TASKS TO CARRY OUT:
**A)** Decide whether each statement agrees with the articles of incorporation, answering yes or no and quoting the words of the text that settle it. (i) The corporation is named The National Center for Survey Research, Inc. (ii) The corporation may carry on the banking business. (iii) The initial agent for service of process has an address in San Francisco.
**B)** In the rows, update every line from the line with "round-action-button[interactable] — [1760, 153, 1810, 203]" up to and including the line with "bell-icon[interactable] — [1721, 25, 1747, 52]" by replacing "round-action-button" with "circle-button", changing nothing else, and return only those lines.

EX-3.60 17 dex360.htm ARTICLES OF INCORPORATION OF NIELSEN NATIONAL RESEARCH GROUP, INC. Articles of Incorporation of Nielsen National Research Group, Inc.

Exhibit 3.60

ARTICLES OF INCORPORATION

OF

THE NATIONAL CENTER FOR SURVEY RESEARCH, INC.

1. The name of this corporation is

THE NATIONAL CENTER FOR SURVEY RESEARCH, INC.

2. The purpose of this corporation is to engage in any lawful act or activity for which a corporation may be crganized under the General Corporation Law of California other than the banking business, the trust company business or the practice of a profession permitted to be incorporated by the California Corporations Code.

3. The name and address in this State of the corporation’s initial agent for service of process is

JOSEPH FARRELL, 2353 Hermits Glen,

Los Angeles, California 90046.

(Element box records)
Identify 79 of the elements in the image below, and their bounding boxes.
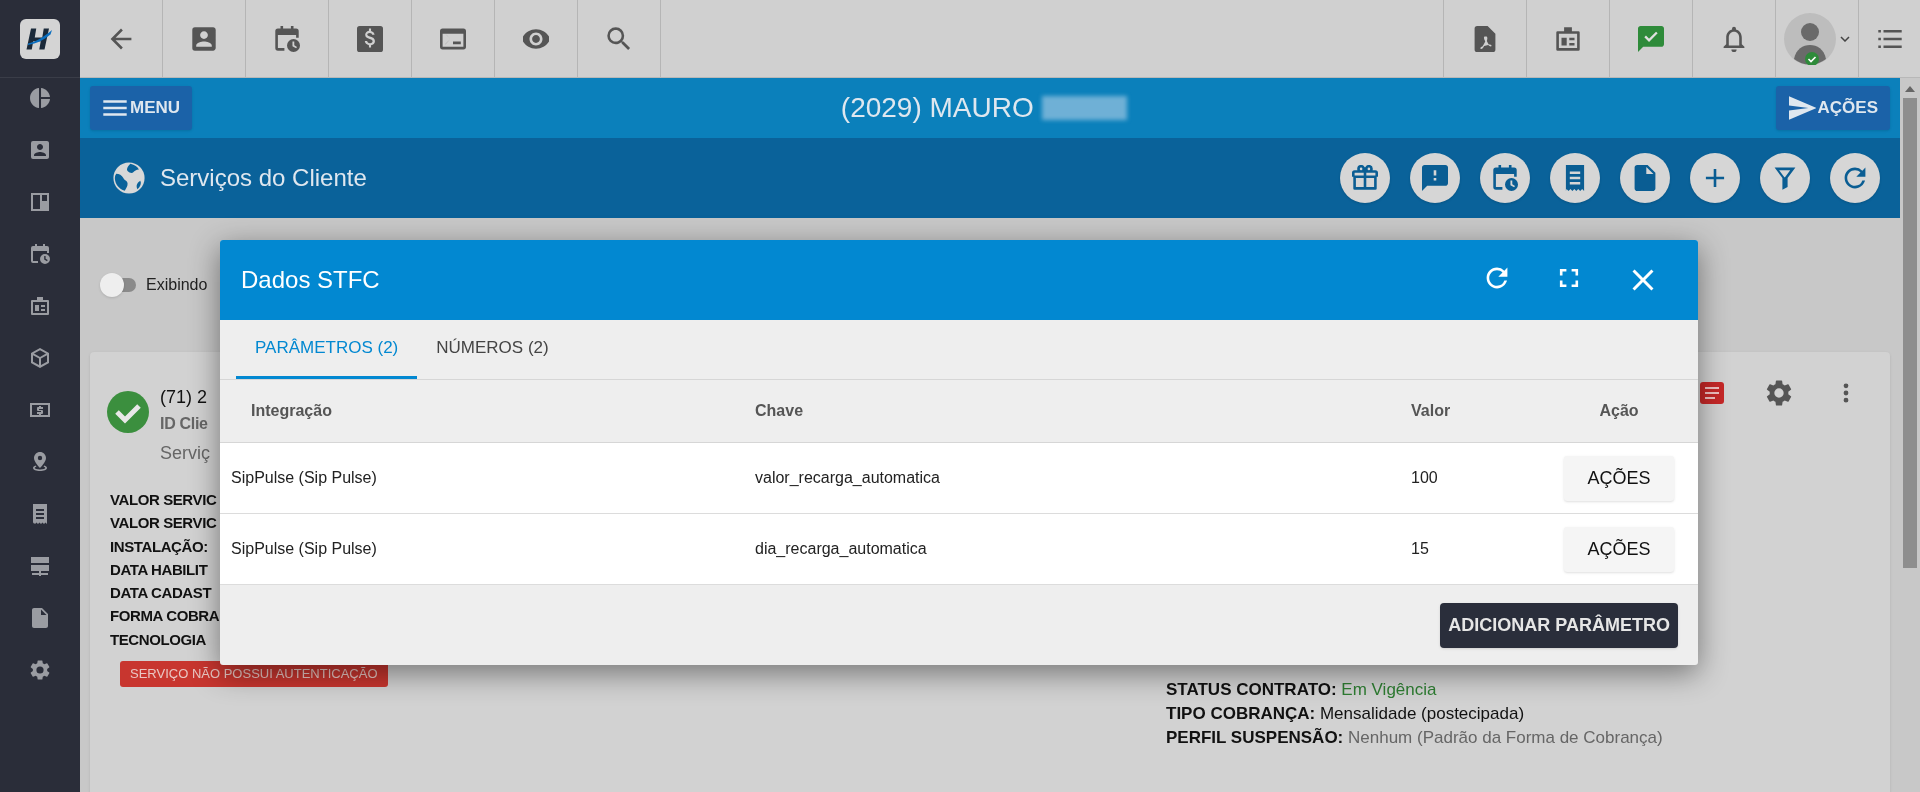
round-action-button[interactable] — [1760, 153, 1810, 203]
money-icon[interactable] — [30, 400, 50, 420]
dollar-icon[interactable] — [357, 25, 383, 52]
round-action-button[interactable] — [1480, 153, 1530, 203]
bell-icon[interactable] — [1721, 25, 1747, 52]
table-cell: SipPulse (Sip Pulse) — [231, 469, 377, 486]
detail-label: DATA HABILIT — [110, 559, 208, 580]
section-title: Serviços do Cliente — [160, 163, 367, 193]
detail-label: INSTALAÇÃO: — [110, 536, 208, 557]
detail-label: TECNOLOGIA — [110, 629, 206, 650]
receipt-icon[interactable] — [30, 504, 50, 524]
tab[interactable]: NÚMEROS (2) — [417, 320, 568, 379]
table-cell: 100 — [1411, 469, 1438, 486]
round-action-button[interactable] — [1690, 153, 1740, 203]
table-cell: SipPulse (Sip Pulse) — [231, 540, 377, 557]
refresh-icon[interactable] — [1484, 265, 1510, 291]
modal-title: Dados STFC — [241, 265, 380, 295]
toggle-label: Exibindo — [146, 275, 208, 295]
id-card-icon[interactable] — [30, 296, 50, 316]
client-id: ID Clie — [160, 414, 208, 434]
warning-badge: SERVIÇO NÃO POSSUI AUTENTICAÇÃO — [120, 661, 388, 687]
detail-label: FORMA COBRA — [110, 606, 220, 627]
avatar[interactable] — [1784, 12, 1836, 65]
refresh-icon — [1842, 165, 1868, 191]
caret-icon[interactable] — [1840, 35, 1850, 42]
board-icon[interactable] — [30, 192, 50, 212]
toggle-switch[interactable] — [100, 273, 138, 297]
contact-icon[interactable] — [191, 25, 217, 52]
contract-detail: TIPO COBRANÇA: Mensalidade (postecipada) — [1166, 703, 1526, 725]
column-header: Chave — [755, 402, 804, 419]
cube-icon[interactable] — [30, 348, 50, 368]
column-header: Ação — [1599, 401, 1639, 421]
send-icon — [1787, 95, 1816, 121]
round-action-button[interactable] — [1550, 153, 1600, 203]
menu-button[interactable]: MENU — [90, 86, 193, 130]
round-action-button[interactable] — [1830, 153, 1880, 203]
row-actions-button[interactable]: AÇÕES — [1564, 455, 1674, 501]
table-cell: dia_recarga_automatica — [755, 540, 927, 557]
pie-chart-icon[interactable] — [30, 88, 50, 108]
contact-icon[interactable] — [30, 140, 50, 160]
column-header: Integração — [251, 402, 332, 419]
round-action-button[interactable] — [1620, 153, 1670, 203]
detail-label: DATA CADAST — [110, 583, 212, 604]
gift-icon — [1352, 165, 1378, 191]
service-name: Serviç — [160, 442, 210, 465]
contract-detail: STATUS CONTRATO: Em Vigência — [1166, 679, 1438, 701]
app-logo[interactable] — [20, 18, 60, 59]
id-card-icon[interactable] — [1555, 25, 1581, 52]
actions-button[interactable]: AÇÕES — [1775, 86, 1890, 130]
phone-number: (71) 2 — [160, 386, 209, 409]
server-icon[interactable] — [30, 556, 50, 576]
file-icon — [1632, 165, 1658, 191]
settings-icon[interactable] — [1766, 380, 1792, 406]
column-header: Valor — [1411, 402, 1451, 419]
row-actions-button[interactable]: AÇÕES — [1564, 526, 1674, 572]
detail-label: VALOR SERVIC — [110, 513, 217, 534]
scroll-up-arrow-icon[interactable] — [1905, 86, 1915, 92]
search-icon[interactable] — [606, 25, 632, 52]
filter-icon — [1772, 165, 1798, 191]
location-pin-icon[interactable] — [30, 452, 50, 472]
chat-check-icon[interactable] — [1638, 25, 1664, 52]
table-cell: 15 — [1411, 540, 1429, 557]
client-title: (2029) MAURO — [840, 91, 1034, 125]
calendar-icon[interactable] — [30, 244, 50, 264]
alert-bubble-icon — [1422, 165, 1448, 191]
calendar-clock-icon — [1492, 165, 1518, 191]
round-action-button[interactable] — [1410, 153, 1460, 203]
round-action-button[interactable] — [1340, 153, 1390, 203]
calendar-clock-icon[interactable] — [274, 25, 300, 52]
document-icon[interactable] — [30, 608, 50, 628]
detail-label: VALOR SERVIC — [110, 490, 217, 510]
pdf-file-icon[interactable] — [1472, 25, 1498, 52]
add-parameter-button[interactable]: ADICIONAR PARÂMETRO — [1440, 602, 1678, 648]
contract-detail: PERFIL SUSPENSÃO: Nenhum (Padrão da Forma de Cobrança) — [1166, 727, 1663, 749]
globe-icon — [112, 161, 146, 195]
notes-icon[interactable] — [1700, 382, 1724, 404]
table-cell: valor_recarga_automatica — [755, 469, 940, 486]
settings-icon[interactable] — [30, 660, 50, 680]
check-circle-icon — [106, 390, 150, 434]
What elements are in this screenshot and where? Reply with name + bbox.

TASK-BY-TASK OUTPUTS:
**A)**
(i) Yes: "The name of this corporation is THE NATIONAL CENTER FOR SURVEY RESEARCH, INC."
(ii) No: "other than the banking business"
(iii) No: "Los Angeles, California 90046."

**B)**
circle-button[interactable] — [1760, 153, 1810, 203]
money-icon[interactable] — [30, 400, 50, 420]
dollar-icon[interactable] — [357, 25, 383, 52]
circle-button[interactable] — [1480, 153, 1530, 203]
bell-icon[interactable] — [1721, 25, 1747, 52]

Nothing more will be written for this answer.